What you have to do. Report how many lines in the records hold the string "document"; give the number and nothing else.
**** Data excerpts
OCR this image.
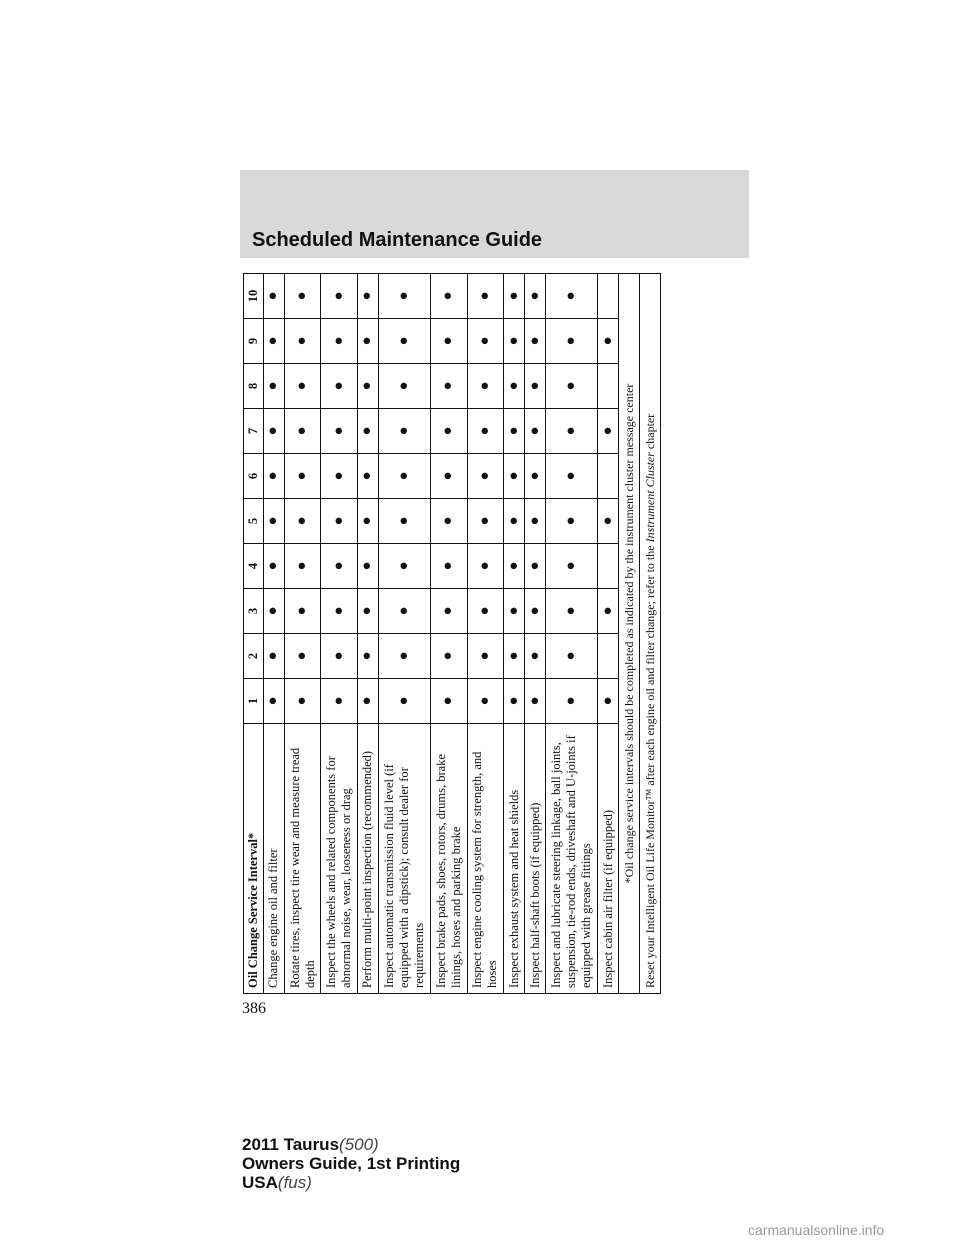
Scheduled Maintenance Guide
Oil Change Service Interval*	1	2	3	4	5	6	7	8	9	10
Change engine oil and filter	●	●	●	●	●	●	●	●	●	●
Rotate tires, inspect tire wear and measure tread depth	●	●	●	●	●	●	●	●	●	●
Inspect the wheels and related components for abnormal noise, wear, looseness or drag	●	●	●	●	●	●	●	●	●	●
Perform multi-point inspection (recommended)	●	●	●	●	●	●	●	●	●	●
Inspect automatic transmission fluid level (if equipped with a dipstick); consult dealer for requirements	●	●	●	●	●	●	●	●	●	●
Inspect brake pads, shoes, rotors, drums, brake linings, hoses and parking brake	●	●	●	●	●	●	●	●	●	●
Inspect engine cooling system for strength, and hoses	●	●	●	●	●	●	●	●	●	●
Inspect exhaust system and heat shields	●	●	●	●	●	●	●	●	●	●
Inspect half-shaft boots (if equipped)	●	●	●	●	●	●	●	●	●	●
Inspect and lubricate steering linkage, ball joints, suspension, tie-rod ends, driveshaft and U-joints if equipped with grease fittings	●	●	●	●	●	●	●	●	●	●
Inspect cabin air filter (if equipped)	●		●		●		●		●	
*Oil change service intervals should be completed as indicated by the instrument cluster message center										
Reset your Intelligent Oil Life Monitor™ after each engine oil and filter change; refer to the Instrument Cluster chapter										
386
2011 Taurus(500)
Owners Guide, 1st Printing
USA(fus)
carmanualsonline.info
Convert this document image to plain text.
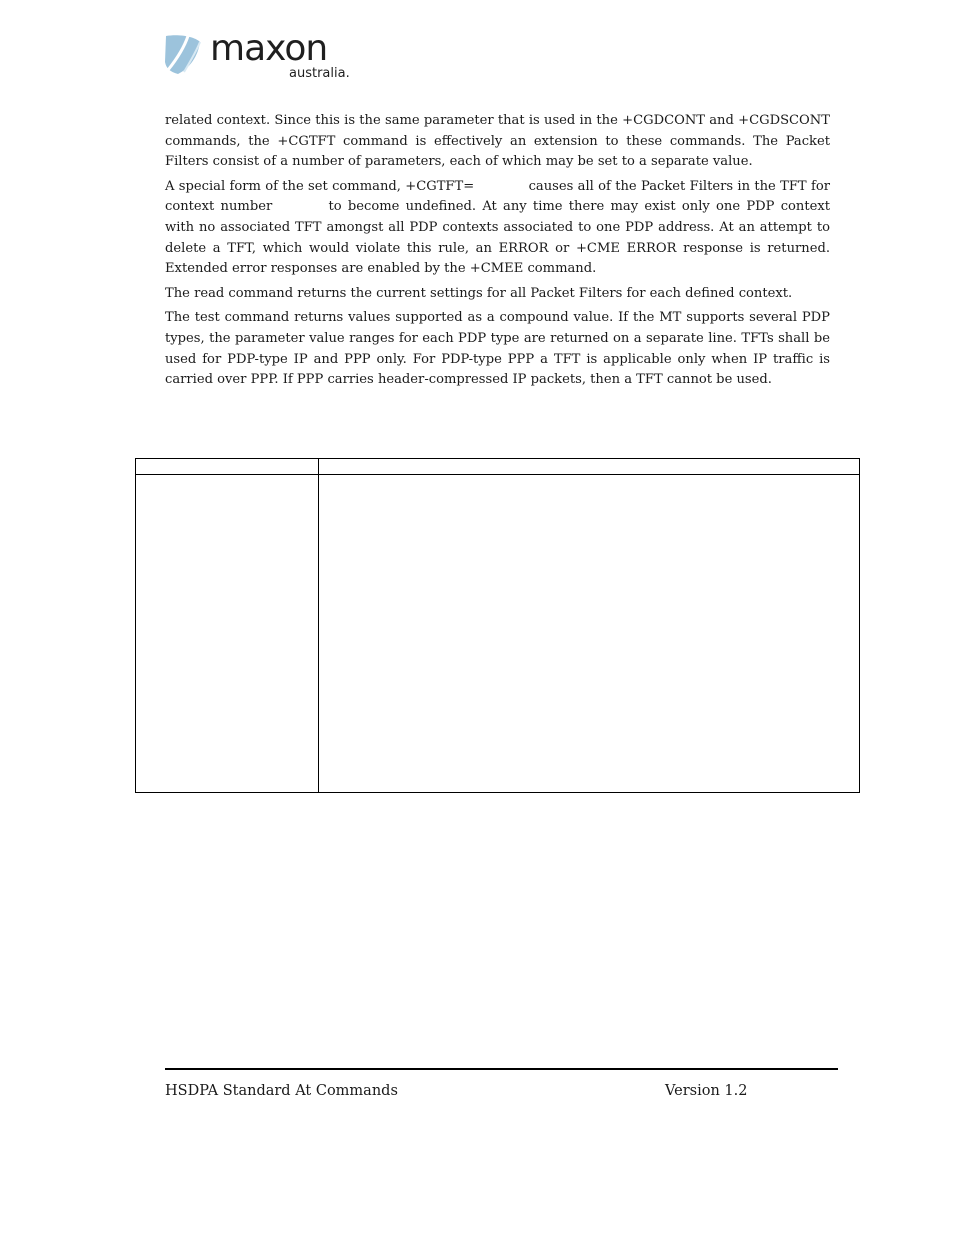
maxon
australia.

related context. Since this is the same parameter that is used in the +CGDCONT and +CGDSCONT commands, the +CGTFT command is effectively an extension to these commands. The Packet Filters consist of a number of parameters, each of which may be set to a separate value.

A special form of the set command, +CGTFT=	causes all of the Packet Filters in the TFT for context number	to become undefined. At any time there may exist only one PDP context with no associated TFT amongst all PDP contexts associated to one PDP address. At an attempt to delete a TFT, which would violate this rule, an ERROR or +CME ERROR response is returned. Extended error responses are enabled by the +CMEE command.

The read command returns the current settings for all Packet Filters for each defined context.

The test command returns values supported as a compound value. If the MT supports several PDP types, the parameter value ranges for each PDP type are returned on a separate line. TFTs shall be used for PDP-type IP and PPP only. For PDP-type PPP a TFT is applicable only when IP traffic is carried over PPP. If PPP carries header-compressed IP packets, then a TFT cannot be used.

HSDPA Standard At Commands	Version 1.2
********
**** Data excerpts
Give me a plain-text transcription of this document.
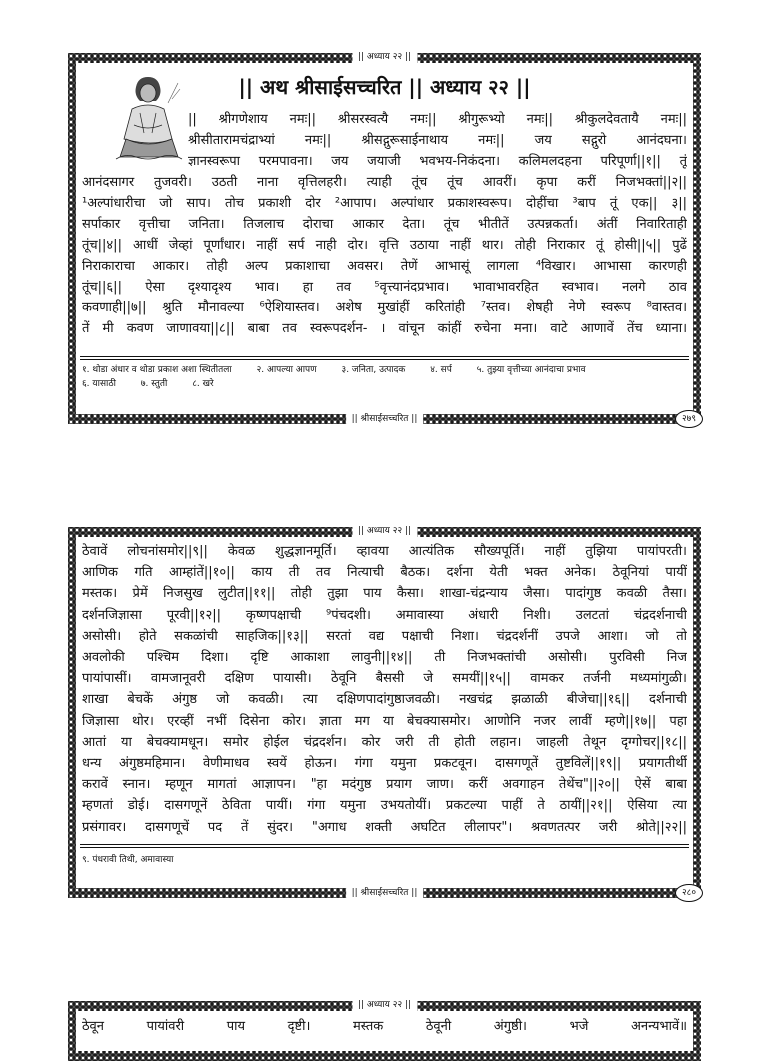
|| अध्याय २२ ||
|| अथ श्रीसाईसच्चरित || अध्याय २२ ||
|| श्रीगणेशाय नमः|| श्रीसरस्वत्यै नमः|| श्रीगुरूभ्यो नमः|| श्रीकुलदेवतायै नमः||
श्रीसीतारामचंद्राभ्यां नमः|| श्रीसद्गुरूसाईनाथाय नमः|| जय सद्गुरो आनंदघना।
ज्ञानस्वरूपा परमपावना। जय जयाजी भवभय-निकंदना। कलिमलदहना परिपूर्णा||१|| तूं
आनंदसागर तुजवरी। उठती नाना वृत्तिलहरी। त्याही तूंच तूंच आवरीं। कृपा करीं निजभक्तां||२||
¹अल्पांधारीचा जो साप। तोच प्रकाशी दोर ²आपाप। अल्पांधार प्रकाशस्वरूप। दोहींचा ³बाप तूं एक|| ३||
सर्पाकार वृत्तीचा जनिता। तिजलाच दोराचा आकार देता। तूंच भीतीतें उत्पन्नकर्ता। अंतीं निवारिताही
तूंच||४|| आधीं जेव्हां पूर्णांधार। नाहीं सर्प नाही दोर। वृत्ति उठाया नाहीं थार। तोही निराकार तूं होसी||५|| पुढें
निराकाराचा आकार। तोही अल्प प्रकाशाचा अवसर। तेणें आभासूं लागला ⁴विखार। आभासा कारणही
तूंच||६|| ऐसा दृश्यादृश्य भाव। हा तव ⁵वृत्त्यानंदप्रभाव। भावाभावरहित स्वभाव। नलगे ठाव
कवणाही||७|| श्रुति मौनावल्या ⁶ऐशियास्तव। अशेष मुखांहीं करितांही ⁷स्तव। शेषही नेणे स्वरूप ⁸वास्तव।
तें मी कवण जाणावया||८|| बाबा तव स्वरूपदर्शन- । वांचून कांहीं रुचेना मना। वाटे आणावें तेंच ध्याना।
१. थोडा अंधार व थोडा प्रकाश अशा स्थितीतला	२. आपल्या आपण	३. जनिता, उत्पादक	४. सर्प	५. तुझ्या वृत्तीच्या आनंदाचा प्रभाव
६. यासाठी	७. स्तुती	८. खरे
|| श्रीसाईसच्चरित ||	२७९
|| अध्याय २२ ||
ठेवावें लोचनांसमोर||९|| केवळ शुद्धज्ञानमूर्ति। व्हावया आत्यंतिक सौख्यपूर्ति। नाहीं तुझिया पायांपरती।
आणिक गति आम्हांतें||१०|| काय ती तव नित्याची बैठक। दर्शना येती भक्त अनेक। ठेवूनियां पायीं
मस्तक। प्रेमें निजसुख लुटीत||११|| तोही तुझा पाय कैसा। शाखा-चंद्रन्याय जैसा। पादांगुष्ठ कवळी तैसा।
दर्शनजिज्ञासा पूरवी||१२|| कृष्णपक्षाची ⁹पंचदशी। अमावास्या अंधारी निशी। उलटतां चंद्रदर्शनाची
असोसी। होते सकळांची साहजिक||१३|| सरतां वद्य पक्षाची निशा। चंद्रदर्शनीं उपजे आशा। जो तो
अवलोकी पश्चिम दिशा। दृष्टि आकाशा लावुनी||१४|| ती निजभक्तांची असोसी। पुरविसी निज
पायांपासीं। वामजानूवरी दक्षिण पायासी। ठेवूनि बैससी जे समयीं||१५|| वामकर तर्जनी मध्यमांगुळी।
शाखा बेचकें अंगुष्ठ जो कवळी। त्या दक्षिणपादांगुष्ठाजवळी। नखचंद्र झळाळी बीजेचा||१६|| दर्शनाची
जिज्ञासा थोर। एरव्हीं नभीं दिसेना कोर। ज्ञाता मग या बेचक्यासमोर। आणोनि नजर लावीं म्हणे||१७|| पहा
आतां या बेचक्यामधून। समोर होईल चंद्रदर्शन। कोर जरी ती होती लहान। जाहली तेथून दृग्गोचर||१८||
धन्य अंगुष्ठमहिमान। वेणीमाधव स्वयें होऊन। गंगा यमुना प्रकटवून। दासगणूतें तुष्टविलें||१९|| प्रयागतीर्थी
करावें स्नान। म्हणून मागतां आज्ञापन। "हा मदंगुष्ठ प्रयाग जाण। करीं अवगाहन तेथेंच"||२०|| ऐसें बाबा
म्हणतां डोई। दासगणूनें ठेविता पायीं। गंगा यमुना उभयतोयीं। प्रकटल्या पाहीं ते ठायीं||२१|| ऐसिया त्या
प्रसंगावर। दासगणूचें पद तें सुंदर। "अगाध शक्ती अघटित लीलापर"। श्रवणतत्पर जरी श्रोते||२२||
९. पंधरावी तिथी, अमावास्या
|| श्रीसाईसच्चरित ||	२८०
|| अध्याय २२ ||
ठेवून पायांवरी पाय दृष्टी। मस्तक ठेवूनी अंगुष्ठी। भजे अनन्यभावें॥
********
**** Data excerpts
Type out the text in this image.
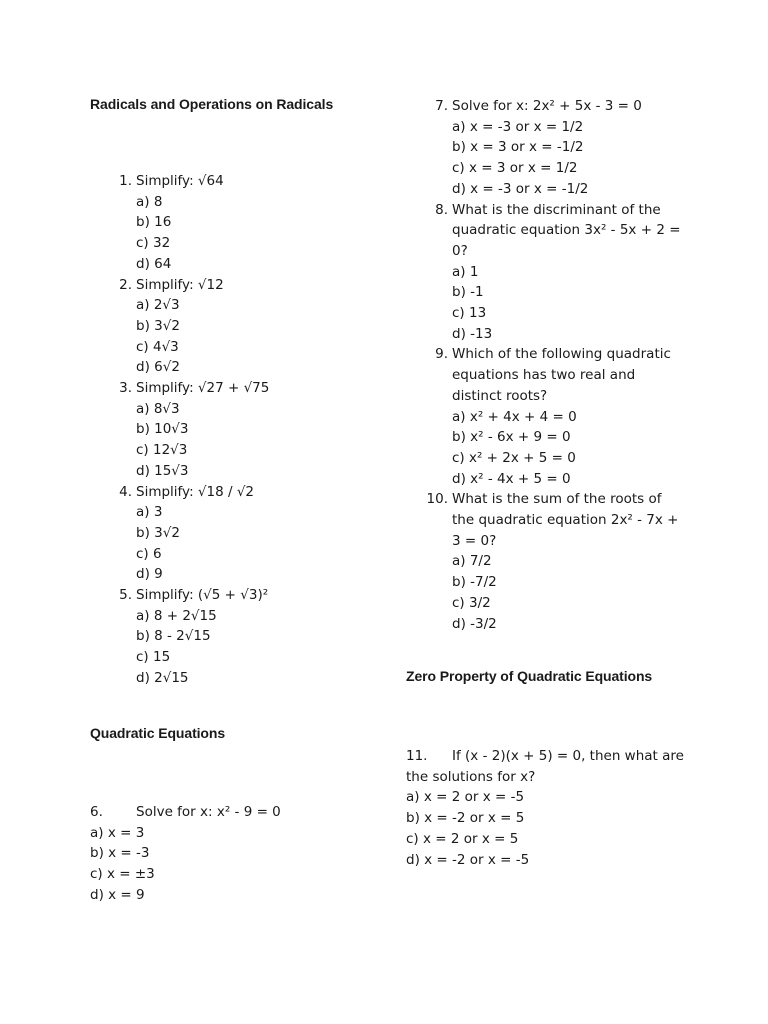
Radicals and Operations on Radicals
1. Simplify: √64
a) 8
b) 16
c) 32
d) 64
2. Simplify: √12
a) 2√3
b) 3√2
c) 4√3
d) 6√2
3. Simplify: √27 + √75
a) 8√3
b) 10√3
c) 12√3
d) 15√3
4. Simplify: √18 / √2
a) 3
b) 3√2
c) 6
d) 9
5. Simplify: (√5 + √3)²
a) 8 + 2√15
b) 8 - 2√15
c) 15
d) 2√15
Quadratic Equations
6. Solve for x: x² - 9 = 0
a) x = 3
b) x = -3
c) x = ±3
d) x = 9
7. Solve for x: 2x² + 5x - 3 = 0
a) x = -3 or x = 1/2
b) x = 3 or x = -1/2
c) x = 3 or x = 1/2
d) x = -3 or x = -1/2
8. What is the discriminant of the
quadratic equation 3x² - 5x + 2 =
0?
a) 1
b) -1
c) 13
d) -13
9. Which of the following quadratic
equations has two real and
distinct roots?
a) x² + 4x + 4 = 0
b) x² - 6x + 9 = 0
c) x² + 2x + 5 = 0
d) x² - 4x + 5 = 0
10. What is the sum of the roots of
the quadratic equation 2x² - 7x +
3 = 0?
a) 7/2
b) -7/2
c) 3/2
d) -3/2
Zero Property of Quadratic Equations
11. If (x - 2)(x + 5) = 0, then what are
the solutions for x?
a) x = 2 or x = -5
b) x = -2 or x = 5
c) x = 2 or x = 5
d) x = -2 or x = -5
********
Answer below. 2